-- Start of Available records --
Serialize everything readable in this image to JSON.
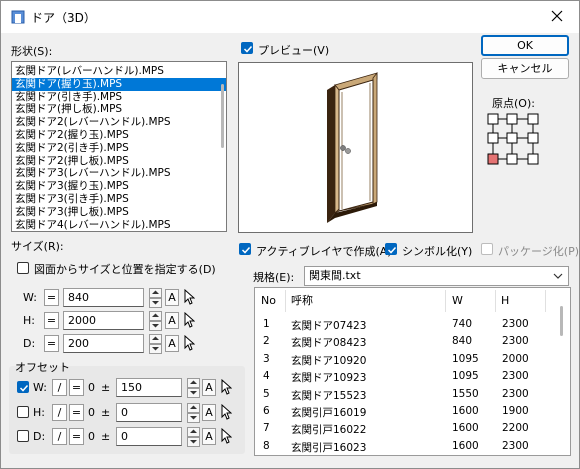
{
  "title": "ドア（3D）",
  "shape_label": "形状(S):",
  "shape_list": [
    "玄関ドア(レバーハンドル).MPS",
    "玄関ドア(握り玉).MPS",
    "玄関ドア(引き手).MPS",
    "玄関ドア(押し板).MPS",
    "玄関ドア2(レバーハンドル).MPS",
    "玄関ドア2(握り玉).MPS",
    "玄関ドア2(引き手).MPS",
    "玄関ドア2(押し板).MPS",
    "玄関ドア3(レバーハンドル).MPS",
    "玄関ドア3(握り玉).MPS",
    "玄関ドア3(引き手).MPS",
    "玄関ドア3(押し板).MPS",
    "玄関ドア4(レバーハンドル).MPS"
  ],
  "shape_selected": 1,
  "preview_label": "プレビュー(V)",
  "ok_label": "OK",
  "cancel_label": "キャンセル",
  "origin_label": "原点(O):",
  "size_label": "サイズ(R):",
  "from_drawing_label": "図面からサイズと位置を指定する(D)",
  "size_rows": [
    {
      "axis": "W:",
      "op": "=",
      "value": "840",
      "unit": "A"
    },
    {
      "axis": "H:",
      "op": "=",
      "value": "2000",
      "unit": "A"
    },
    {
      "axis": "D:",
      "op": "=",
      "value": "200",
      "unit": "A"
    }
  ],
  "offset_label": "オフセット",
  "offset_rows": [
    {
      "axis": "W:",
      "checked": true,
      "div": "/",
      "eq": "=",
      "base": "0",
      "pm": "±",
      "value": "150",
      "unit": "A"
    },
    {
      "axis": "H:",
      "checked": false,
      "div": "/",
      "eq": "=",
      "base": "0",
      "pm": "±",
      "value": "0",
      "unit": "A"
    },
    {
      "axis": "D:",
      "checked": false,
      "div": "/",
      "eq": "=",
      "base": "0",
      "pm": "±",
      "value": "0",
      "unit": "A"
    }
  ],
  "active_layer_label": "アクティブレイヤで作成(A)",
  "symbolize_label": "シンボル化(Y)",
  "package_label": "パッケージ化(P)",
  "spec_label": "規格(E):",
  "spec_value": "関東間.txt",
  "table": {
    "headers": [
      "No",
      "呼称",
      "W",
      "H"
    ],
    "rows": [
      [
        "1",
        "玄関ドア07423",
        "740",
        "2300"
      ],
      [
        "2",
        "玄関ドア08423",
        "840",
        "2300"
      ],
      [
        "3",
        "玄関ドア10920",
        "1095",
        "2000"
      ],
      [
        "4",
        "玄関ドア10923",
        "1095",
        "2300"
      ],
      [
        "5",
        "玄関ドア15523",
        "1550",
        "2300"
      ],
      [
        "6",
        "玄関引戸16019",
        "1600",
        "1900"
      ],
      [
        "7",
        "玄関引戸16022",
        "1600",
        "2200"
      ],
      [
        "8",
        "玄関引戸16023",
        "1600",
        "2300"
      ]
    ]
  },
  "colors": {
    "accent": "#0067c0",
    "selection": "#0078d7",
    "origin_active": "#e57373"
  }
}
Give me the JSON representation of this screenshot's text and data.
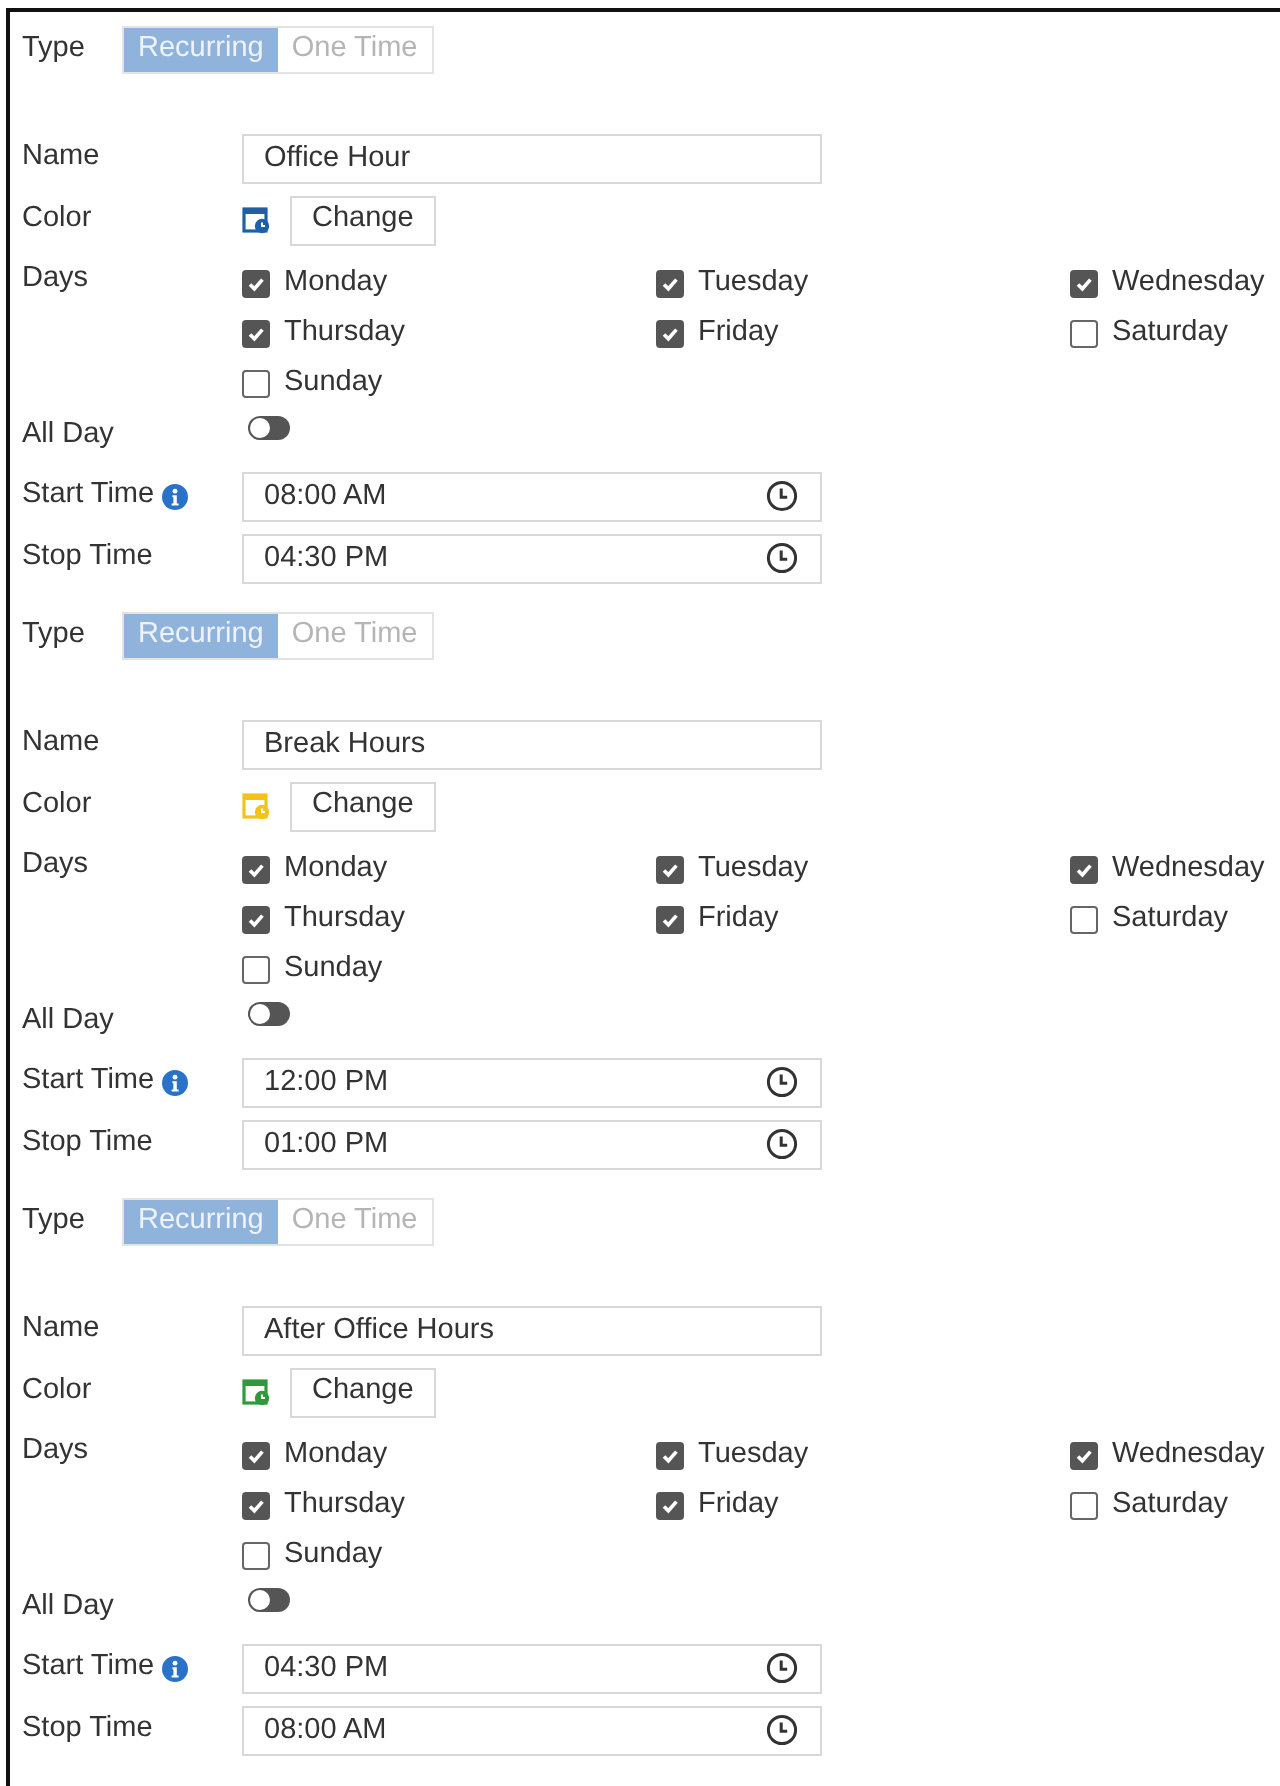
-- End of Available records --
Set down the material exactly, every line of it, except for the pictures.

Answer below |
Serialize everything readable in this image to JSON.
{
  "title": "ドア（3D）",
  "shape_label": "形状(S):",
  "shape_list": [
    "玄関ドア(レバーハンドル).MPS",
    "玄関ドア(握り玉).MPS",
    "玄関ドア(引き手).MPS",
    "玄関ドア(押し板).MPS",
    "玄関ドア2(レバーハンドル).MPS",
    "玄関ドア2(握り玉).MPS",
    "玄関ドア2(引き手).MPS",
    "玄関ドア2(押し板).MPS",
    "玄関ドア3(レバーハンドル).MPS",
    "玄関ドア3(握り玉).MPS",
    "玄関ドア3(引き手).MPS",
    "玄関ドア3(押し板).MPS",
    "玄関ドア4(レバーハンドル).MPS"
  ],
  "shape_selected": 1,
  "preview_label": "プレビュー(V)",
  "ok_label": "OK",
  "cancel_label": "キャンセル",
  "origin_label": "原点(O):",
  "size_label": "サイズ(R):",
  "from_drawing_label": "図面からサイズと位置を指定する(D)",
  "size_rows": [
    {
      "axis": "W:",
      "op": "=",
      "value": "840",
      "unit": "A"
    },
    {
      "axis": "H:",
      "op": "=",
      "value": "2000",
      "unit": "A"
    },
    {
      "axis": "D:",
      "op": "=",
      "value": "200",
      "unit": "A"
    }
  ],
  "offset_label": "オフセット",
  "offset_rows": [
    {
      "axis": "W:",
      "checked": true,
      "div": "/",
      "eq": "=",
      "base": "0",
      "pm": "±",
      "value": "150",
      "unit": "A"
    },
    {
      "axis": "H:",
      "checked": false,
      "div": "/",
      "eq": "=",
      "base": "0",
      "pm": "±",
      "value": "0",
      "unit": "A"
    },
    {
      "axis": "D:",
      "checked": false,
      "div": "/",
      "eq": "=",
      "base": "0",
      "pm": "±",
      "value": "0",
      "unit": "A"
    }
  ],
  "active_layer_label": "アクティブレイヤで作成(A)",
  "symbolize_label": "シンボル化(Y)",
  "package_label": "パッケージ化(P)",
  "spec_label": "規格(E):",
  "spec_value": "関東間.txt",
  "table": {
    "headers": [
      "No",
      "呼称",
      "W",
      "H"
    ],
    "rows": [
      [
        "1",
        "玄関ドア07423",
        "740",
        "2300"
      ],
      [
        "2",
        "玄関ドア08423",
        "840",
        "2300"
      ],
      [
        "3",
        "玄関ドア10920",
        "1095",
        "2000"
      ],
      [
        "4",
        "玄関ドア10923",
        "1095",
        "2300"
      ],
      [
        "5",
        "玄関ドア15523",
        "1550",
        "2300"
      ],
      [
        "6",
        "玄関引戸16019",
        "1600",
        "1900"
      ],
      [
        "7",
        "玄関引戸16022",
        "1600",
        "2200"
      ],
      [
        "8",
        "玄関引戸16023",
        "1600",
        "2300"
      ]
    ]
  },
  "colors": {
    "accent": "#0067c0",
    "selection": "#0078d7",
    "origin_active": "#e57373"
  }
}
Give me the JSON representation of this screenshot's text and data.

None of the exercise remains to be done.